**Short exercise:** Images should be left out, and everything else in the listing reproduced exactly.

Source data:
━━━━
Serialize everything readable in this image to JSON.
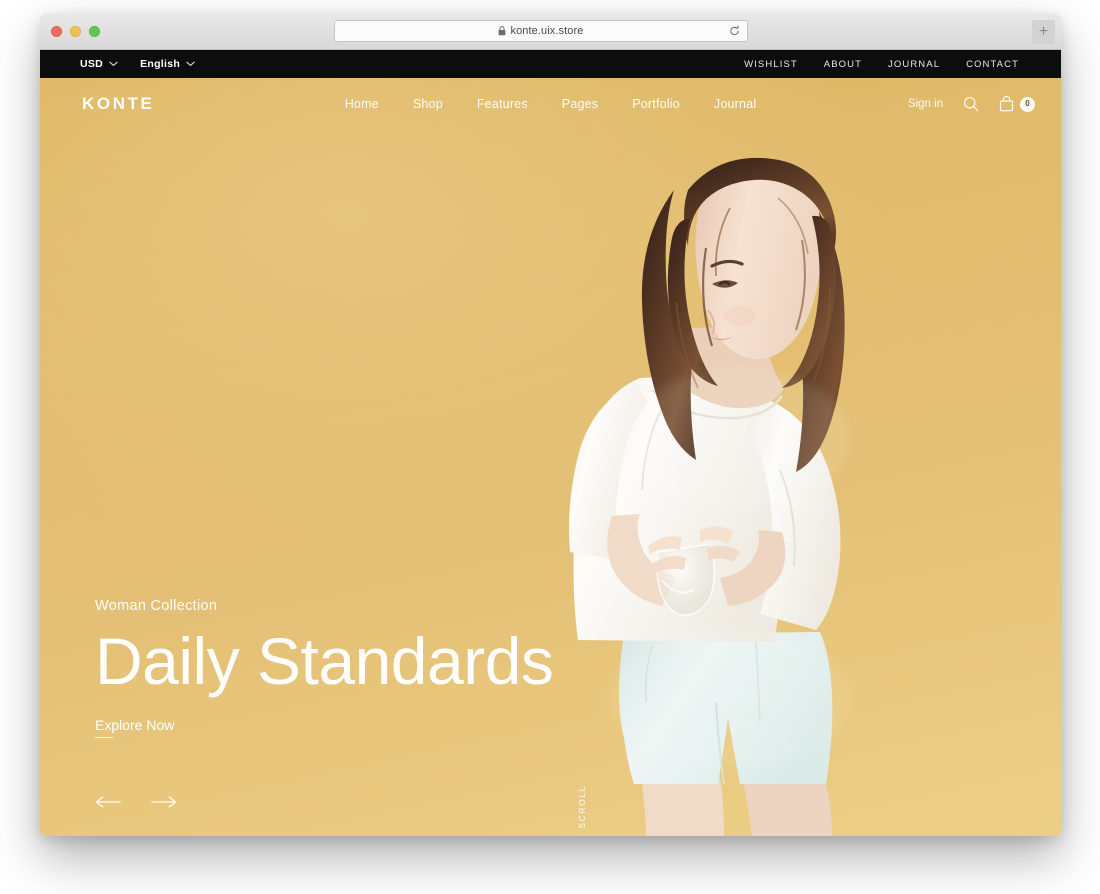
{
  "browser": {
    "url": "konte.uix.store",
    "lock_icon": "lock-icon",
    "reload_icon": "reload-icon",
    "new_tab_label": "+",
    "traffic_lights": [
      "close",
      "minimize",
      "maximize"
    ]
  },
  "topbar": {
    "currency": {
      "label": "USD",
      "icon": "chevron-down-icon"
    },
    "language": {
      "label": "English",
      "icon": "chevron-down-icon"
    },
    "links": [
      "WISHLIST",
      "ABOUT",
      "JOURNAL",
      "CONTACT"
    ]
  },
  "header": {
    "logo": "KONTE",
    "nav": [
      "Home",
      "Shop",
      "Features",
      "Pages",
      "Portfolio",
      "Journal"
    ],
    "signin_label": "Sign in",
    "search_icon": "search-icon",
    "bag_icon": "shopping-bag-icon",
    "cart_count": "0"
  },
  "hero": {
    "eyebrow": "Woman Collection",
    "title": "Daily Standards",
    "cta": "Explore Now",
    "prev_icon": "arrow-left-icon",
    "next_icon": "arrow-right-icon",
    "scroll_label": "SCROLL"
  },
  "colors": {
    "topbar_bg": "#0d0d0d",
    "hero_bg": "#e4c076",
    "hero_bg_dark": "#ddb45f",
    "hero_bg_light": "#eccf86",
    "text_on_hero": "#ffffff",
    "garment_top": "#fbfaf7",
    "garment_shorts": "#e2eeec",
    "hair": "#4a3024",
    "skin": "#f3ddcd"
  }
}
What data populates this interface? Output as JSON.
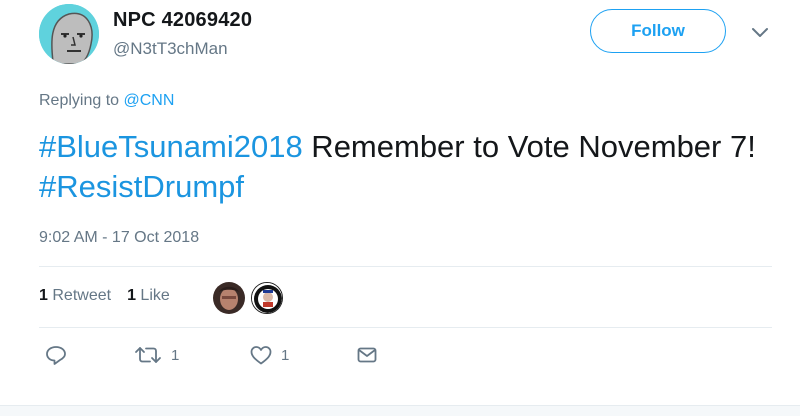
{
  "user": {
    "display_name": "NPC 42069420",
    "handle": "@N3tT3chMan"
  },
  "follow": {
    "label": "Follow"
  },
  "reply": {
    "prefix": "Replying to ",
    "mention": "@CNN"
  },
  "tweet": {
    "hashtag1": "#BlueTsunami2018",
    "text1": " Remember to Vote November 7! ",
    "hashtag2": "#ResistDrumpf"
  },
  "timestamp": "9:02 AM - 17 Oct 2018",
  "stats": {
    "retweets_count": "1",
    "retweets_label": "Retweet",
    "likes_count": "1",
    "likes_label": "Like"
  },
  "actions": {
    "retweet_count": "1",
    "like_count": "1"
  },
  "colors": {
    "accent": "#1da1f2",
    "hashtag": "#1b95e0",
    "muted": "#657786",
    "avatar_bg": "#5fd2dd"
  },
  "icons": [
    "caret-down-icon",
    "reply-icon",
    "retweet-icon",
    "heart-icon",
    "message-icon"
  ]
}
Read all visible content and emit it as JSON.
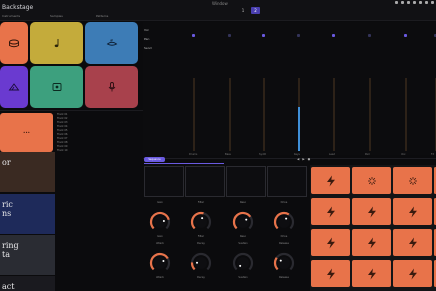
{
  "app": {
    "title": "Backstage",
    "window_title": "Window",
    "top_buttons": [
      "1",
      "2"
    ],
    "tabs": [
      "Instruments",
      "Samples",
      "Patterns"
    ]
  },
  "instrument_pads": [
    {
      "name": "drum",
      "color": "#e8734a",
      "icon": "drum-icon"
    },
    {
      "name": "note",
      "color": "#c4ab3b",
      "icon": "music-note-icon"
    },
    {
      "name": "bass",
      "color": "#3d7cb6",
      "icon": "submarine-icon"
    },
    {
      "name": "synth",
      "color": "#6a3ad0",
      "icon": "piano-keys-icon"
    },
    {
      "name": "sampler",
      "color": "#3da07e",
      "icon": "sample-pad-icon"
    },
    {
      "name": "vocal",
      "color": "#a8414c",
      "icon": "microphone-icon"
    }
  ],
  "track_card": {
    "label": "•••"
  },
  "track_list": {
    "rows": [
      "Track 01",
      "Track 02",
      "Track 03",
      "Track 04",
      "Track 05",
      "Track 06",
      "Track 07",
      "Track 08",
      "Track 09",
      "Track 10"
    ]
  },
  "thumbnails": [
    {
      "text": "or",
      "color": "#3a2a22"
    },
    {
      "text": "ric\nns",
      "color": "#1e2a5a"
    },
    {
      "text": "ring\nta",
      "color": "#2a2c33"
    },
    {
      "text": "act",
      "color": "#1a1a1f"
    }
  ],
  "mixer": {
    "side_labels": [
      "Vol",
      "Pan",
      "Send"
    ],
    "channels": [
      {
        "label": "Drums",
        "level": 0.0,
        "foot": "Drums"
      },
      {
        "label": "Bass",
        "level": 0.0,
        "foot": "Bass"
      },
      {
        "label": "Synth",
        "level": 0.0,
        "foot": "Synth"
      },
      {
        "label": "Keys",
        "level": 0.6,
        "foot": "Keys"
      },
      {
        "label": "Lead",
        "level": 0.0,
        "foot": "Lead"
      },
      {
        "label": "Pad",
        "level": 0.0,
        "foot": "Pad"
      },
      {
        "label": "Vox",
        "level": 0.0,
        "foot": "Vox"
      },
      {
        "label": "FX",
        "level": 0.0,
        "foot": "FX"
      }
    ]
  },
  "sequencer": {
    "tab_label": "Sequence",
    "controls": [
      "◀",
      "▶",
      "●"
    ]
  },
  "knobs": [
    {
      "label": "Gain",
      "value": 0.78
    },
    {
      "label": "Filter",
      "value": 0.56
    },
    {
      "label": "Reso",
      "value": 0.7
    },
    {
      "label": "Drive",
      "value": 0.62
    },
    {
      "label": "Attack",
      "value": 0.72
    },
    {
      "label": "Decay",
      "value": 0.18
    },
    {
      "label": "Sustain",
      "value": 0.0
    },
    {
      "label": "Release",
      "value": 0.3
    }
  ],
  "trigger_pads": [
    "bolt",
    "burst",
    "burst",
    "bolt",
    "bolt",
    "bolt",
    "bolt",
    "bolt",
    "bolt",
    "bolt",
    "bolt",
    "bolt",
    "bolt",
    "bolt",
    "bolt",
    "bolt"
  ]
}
━━━━
**Exercise response:**
Serialize everything readable in this image to JSON.
{
  "browser": {
    "url": "konte.uix.store",
    "lock_icon": "lock-icon",
    "reload_icon": "reload-icon",
    "new_tab_label": "+",
    "traffic_lights": [
      "close",
      "minimize",
      "maximize"
    ]
  },
  "topbar": {
    "currency": {
      "label": "USD",
      "icon": "chevron-down-icon"
    },
    "language": {
      "label": "English",
      "icon": "chevron-down-icon"
    },
    "links": [
      "WISHLIST",
      "ABOUT",
      "JOURNAL",
      "CONTACT"
    ]
  },
  "header": {
    "logo": "KONTE",
    "nav": [
      "Home",
      "Shop",
      "Features",
      "Pages",
      "Portfolio",
      "Journal"
    ],
    "signin_label": "Sign in",
    "search_icon": "search-icon",
    "bag_icon": "shopping-bag-icon",
    "cart_count": "0"
  },
  "hero": {
    "eyebrow": "Woman Collection",
    "title": "Daily Standards",
    "cta": "Explore Now",
    "prev_icon": "arrow-left-icon",
    "next_icon": "arrow-right-icon",
    "scroll_label": "SCROLL"
  },
  "colors": {
    "topbar_bg": "#0d0d0d",
    "hero_bg": "#e4c076",
    "hero_bg_dark": "#ddb45f",
    "hero_bg_light": "#eccf86",
    "text_on_hero": "#ffffff",
    "garment_top": "#fbfaf7",
    "garment_shorts": "#e2eeec",
    "hair": "#4a3024",
    "skin": "#f3ddcd"
  }
}
What data populates this interface? Output as JSON.
{
  "user": {
    "display_name": "NPC 42069420",
    "handle": "@N3tT3chMan"
  },
  "follow": {
    "label": "Follow"
  },
  "reply": {
    "prefix": "Replying to ",
    "mention": "@CNN"
  },
  "tweet": {
    "hashtag1": "#BlueTsunami2018",
    "text1": " Remember to Vote November 7! ",
    "hashtag2": "#ResistDrumpf"
  },
  "timestamp": "9:02 AM - 17 Oct 2018",
  "stats": {
    "retweets_count": "1",
    "retweets_label": "Retweet",
    "likes_count": "1",
    "likes_label": "Like"
  },
  "actions": {
    "retweet_count": "1",
    "like_count": "1"
  },
  "colors": {
    "accent": "#1da1f2",
    "hashtag": "#1b95e0",
    "muted": "#657786",
    "avatar_bg": "#5fd2dd"
  },
  "icons": [
    "caret-down-icon",
    "reply-icon",
    "retweet-icon",
    "heart-icon",
    "message-icon"
  ]
}
Read all visible content and emit it as JSON.
{
  "app": {
    "title": "Backstage",
    "window_title": "Window",
    "top_buttons": [
      "1",
      "2"
    ],
    "tabs": [
      "Instruments",
      "Samples",
      "Patterns"
    ]
  },
  "instrument_pads": [
    {
      "name": "drum",
      "color": "#e8734a",
      "icon": "drum-icon"
    },
    {
      "name": "note",
      "color": "#c4ab3b",
      "icon": "music-note-icon"
    },
    {
      "name": "bass",
      "color": "#3d7cb6",
      "icon": "submarine-icon"
    },
    {
      "name": "synth",
      "color": "#6a3ad0",
      "icon": "piano-keys-icon"
    },
    {
      "name": "sampler",
      "color": "#3da07e",
      "icon": "sample-pad-icon"
    },
    {
      "name": "vocal",
      "color": "#a8414c",
      "icon": "microphone-icon"
    }
  ],
  "track_card": {
    "label": "•••"
  },
  "track_list": {
    "rows": [
      "Track 01",
      "Track 02",
      "Track 03",
      "Track 04",
      "Track 05",
      "Track 06",
      "Track 07",
      "Track 08",
      "Track 09",
      "Track 10"
    ]
  },
  "thumbnails": [
    {
      "text": "or",
      "color": "#3a2a22"
    },
    {
      "text": "ric\nns",
      "color": "#1e2a5a"
    },
    {
      "text": "ring\nta",
      "color": "#2a2c33"
    },
    {
      "text": "act",
      "color": "#1a1a1f"
    }
  ],
  "mixer": {
    "side_labels": [
      "Vol",
      "Pan",
      "Send"
    ],
    "channels": [
      {
        "label": "Drums",
        "level": 0.0,
        "foot": "Drums"
      },
      {
        "label": "Bass",
        "level": 0.0,
        "foot": "Bass"
      },
      {
        "label": "Synth",
        "level": 0.0,
        "foot": "Synth"
      },
      {
        "label": "Keys",
        "level": 0.6,
        "foot": "Keys"
      },
      {
        "label": "Lead",
        "level": 0.0,
        "foot": "Lead"
      },
      {
        "label": "Pad",
        "level": 0.0,
        "foot": "Pad"
      },
      {
        "label": "Vox",
        "level": 0.0,
        "foot": "Vox"
      },
      {
        "label": "FX",
        "level": 0.0,
        "foot": "FX"
      }
    ]
  },
  "sequencer": {
    "tab_label": "Sequence",
    "controls": [
      "◀",
      "▶",
      "●"
    ]
  },
  "knobs": [
    {
      "label": "Gain",
      "value": 0.78
    },
    {
      "label": "Filter",
      "value": 0.56
    },
    {
      "label": "Reso",
      "value": 0.7
    },
    {
      "label": "Drive",
      "value": 0.62
    },
    {
      "label": "Attack",
      "value": 0.72
    },
    {
      "label": "Decay",
      "value": 0.18
    },
    {
      "label": "Sustain",
      "value": 0.0
    },
    {
      "label": "Release",
      "value": 0.3
    }
  ],
  "trigger_pads": [
    "bolt",
    "burst",
    "burst",
    "bolt",
    "bolt",
    "bolt",
    "bolt",
    "bolt",
    "bolt",
    "bolt",
    "bolt",
    "bolt",
    "bolt",
    "bolt",
    "bolt",
    "bolt"
  ]
}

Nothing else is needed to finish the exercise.